### Data supplied
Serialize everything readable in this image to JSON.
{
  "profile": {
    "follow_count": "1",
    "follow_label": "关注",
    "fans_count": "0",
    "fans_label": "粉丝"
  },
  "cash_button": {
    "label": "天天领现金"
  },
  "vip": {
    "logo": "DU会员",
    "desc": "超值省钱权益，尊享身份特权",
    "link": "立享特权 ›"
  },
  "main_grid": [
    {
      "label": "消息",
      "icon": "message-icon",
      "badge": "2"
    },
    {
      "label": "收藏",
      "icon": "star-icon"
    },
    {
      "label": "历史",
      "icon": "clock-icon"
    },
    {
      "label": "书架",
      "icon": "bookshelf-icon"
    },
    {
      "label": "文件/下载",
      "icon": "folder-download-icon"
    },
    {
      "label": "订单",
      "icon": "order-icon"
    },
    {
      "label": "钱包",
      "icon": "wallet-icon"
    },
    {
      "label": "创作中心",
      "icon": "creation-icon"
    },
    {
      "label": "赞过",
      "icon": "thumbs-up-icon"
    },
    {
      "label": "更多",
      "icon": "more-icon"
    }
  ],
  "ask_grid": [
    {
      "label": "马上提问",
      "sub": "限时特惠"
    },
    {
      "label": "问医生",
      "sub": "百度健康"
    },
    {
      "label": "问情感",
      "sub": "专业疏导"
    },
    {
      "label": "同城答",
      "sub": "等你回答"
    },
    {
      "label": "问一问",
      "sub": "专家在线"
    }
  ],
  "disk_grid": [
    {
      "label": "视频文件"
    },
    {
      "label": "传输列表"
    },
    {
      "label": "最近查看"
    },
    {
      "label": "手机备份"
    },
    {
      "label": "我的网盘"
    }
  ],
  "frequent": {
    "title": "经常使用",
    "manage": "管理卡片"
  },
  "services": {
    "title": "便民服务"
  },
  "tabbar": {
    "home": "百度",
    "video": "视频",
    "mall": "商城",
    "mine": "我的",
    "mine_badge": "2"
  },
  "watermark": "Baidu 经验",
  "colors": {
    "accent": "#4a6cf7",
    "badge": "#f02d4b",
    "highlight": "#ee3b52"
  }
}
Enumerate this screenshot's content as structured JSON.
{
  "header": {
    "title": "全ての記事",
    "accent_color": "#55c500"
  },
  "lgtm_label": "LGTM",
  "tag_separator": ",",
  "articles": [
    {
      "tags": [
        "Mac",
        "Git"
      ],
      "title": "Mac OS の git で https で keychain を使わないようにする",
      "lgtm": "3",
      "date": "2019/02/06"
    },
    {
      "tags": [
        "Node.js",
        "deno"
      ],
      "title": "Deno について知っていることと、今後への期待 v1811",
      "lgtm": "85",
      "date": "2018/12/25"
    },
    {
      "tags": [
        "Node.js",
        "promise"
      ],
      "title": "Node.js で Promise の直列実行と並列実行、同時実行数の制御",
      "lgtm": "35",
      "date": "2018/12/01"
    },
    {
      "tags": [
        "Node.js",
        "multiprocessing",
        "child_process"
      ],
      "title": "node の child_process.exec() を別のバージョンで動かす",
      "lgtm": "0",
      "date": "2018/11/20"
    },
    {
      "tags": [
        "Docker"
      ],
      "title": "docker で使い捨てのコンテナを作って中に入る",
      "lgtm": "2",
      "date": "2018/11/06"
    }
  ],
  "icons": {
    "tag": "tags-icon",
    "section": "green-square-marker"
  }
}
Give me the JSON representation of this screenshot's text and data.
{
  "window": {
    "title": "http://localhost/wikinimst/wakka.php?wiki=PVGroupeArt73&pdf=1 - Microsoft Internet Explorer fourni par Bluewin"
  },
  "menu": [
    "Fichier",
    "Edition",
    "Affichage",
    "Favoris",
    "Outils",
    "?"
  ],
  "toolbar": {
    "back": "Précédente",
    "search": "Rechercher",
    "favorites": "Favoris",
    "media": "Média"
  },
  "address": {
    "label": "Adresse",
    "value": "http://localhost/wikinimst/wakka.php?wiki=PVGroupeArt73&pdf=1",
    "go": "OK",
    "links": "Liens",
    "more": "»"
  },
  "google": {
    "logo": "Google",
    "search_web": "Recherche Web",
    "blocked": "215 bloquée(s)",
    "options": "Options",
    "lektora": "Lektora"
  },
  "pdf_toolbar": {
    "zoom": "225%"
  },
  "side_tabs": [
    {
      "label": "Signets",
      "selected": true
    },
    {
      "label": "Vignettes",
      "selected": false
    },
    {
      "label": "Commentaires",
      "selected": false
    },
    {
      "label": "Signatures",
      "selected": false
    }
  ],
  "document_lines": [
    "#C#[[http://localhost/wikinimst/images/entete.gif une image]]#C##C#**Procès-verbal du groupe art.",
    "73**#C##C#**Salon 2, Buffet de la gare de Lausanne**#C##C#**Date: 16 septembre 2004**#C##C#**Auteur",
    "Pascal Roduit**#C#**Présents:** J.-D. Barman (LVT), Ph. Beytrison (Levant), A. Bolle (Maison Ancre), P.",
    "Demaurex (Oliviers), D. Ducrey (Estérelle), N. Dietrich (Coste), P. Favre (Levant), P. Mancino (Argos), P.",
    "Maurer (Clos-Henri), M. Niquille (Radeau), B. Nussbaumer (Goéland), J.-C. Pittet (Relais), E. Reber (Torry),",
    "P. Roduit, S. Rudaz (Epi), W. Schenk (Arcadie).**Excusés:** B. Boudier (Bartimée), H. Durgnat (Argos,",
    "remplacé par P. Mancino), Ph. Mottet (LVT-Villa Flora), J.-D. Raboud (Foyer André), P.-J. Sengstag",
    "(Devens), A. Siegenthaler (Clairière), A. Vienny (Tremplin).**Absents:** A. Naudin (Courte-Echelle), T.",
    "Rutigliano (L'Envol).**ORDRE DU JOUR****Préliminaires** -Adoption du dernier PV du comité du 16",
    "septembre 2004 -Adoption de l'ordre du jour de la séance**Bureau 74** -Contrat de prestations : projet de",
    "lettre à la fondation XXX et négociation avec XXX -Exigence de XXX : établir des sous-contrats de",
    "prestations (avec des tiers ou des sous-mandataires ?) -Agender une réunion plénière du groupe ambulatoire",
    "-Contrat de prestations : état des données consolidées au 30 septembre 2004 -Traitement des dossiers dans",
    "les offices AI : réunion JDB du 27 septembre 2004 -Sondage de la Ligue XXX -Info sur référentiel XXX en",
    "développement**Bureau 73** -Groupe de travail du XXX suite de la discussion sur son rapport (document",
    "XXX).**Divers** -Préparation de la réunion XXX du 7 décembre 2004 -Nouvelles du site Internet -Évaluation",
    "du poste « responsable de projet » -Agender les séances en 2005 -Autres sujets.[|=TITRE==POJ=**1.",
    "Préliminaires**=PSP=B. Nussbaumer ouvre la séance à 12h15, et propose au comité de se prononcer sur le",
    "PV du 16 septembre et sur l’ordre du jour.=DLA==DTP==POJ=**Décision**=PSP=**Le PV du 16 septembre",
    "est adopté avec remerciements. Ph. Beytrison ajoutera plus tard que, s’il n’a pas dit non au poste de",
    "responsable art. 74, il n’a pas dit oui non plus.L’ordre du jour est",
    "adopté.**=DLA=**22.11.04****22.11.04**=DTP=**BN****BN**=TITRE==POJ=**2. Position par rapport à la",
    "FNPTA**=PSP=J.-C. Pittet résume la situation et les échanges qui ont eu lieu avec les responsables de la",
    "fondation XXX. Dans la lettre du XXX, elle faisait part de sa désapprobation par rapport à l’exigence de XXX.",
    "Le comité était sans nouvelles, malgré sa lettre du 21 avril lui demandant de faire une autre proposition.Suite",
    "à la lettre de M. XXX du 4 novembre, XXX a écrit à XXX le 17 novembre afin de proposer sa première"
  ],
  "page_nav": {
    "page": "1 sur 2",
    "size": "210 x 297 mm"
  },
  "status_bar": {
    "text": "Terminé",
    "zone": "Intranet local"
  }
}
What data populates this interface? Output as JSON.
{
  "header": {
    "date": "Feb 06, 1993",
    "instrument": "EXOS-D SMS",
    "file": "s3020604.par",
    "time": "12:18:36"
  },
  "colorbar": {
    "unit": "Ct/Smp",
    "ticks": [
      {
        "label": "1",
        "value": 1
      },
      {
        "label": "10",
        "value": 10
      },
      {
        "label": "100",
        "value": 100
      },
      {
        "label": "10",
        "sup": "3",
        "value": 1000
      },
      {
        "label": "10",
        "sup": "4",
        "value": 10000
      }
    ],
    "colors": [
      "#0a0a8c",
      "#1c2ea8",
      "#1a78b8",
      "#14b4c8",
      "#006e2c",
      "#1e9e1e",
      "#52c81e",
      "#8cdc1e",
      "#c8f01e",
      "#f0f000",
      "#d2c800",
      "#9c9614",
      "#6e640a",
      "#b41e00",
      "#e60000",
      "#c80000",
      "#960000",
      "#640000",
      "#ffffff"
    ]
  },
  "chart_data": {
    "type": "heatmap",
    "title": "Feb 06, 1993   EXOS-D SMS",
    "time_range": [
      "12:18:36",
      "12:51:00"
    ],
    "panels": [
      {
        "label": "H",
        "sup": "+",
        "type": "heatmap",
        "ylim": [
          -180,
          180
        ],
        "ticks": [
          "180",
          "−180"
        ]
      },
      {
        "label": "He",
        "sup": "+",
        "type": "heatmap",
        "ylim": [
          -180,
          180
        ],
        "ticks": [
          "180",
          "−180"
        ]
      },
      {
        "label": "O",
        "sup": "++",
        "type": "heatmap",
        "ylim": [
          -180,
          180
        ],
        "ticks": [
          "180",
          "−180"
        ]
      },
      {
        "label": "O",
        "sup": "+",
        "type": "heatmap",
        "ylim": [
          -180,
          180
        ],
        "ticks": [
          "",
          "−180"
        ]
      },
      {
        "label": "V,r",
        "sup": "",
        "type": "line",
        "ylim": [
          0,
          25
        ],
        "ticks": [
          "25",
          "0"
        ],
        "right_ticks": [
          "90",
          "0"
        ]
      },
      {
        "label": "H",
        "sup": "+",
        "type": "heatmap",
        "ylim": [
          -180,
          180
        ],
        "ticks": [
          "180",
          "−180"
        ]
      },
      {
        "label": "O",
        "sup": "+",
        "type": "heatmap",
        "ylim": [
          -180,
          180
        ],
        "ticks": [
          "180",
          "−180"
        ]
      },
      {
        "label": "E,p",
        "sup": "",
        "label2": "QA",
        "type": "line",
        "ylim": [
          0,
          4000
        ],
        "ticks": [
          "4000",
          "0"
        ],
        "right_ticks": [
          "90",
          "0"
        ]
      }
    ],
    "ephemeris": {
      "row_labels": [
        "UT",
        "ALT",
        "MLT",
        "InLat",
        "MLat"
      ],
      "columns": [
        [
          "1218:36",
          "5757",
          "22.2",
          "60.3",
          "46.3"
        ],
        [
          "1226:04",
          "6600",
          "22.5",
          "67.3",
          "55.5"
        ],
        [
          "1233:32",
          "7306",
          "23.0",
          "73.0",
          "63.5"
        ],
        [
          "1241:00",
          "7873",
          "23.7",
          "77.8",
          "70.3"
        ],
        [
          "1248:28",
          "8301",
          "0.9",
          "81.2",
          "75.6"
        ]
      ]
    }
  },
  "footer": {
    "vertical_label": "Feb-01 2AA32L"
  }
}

### Written problem
Whichever lines contain the string "wikinimst", select and copy them.

### Answer to this problem
    "title": "http://localhost/wikinimst/wakka.php?wiki=PVGroupeArt73&pdf=1 - Microsoft Internet Explorer fourni par Bluewin"
    "value": "http://localhost/wikinimst/wakka.php?wiki=PVGroupeArt73&pdf=1",
    "#C#[[http://localhost/wikinimst/images/entete.gif une image]]#C##C#**Procès-verbal du groupe art.",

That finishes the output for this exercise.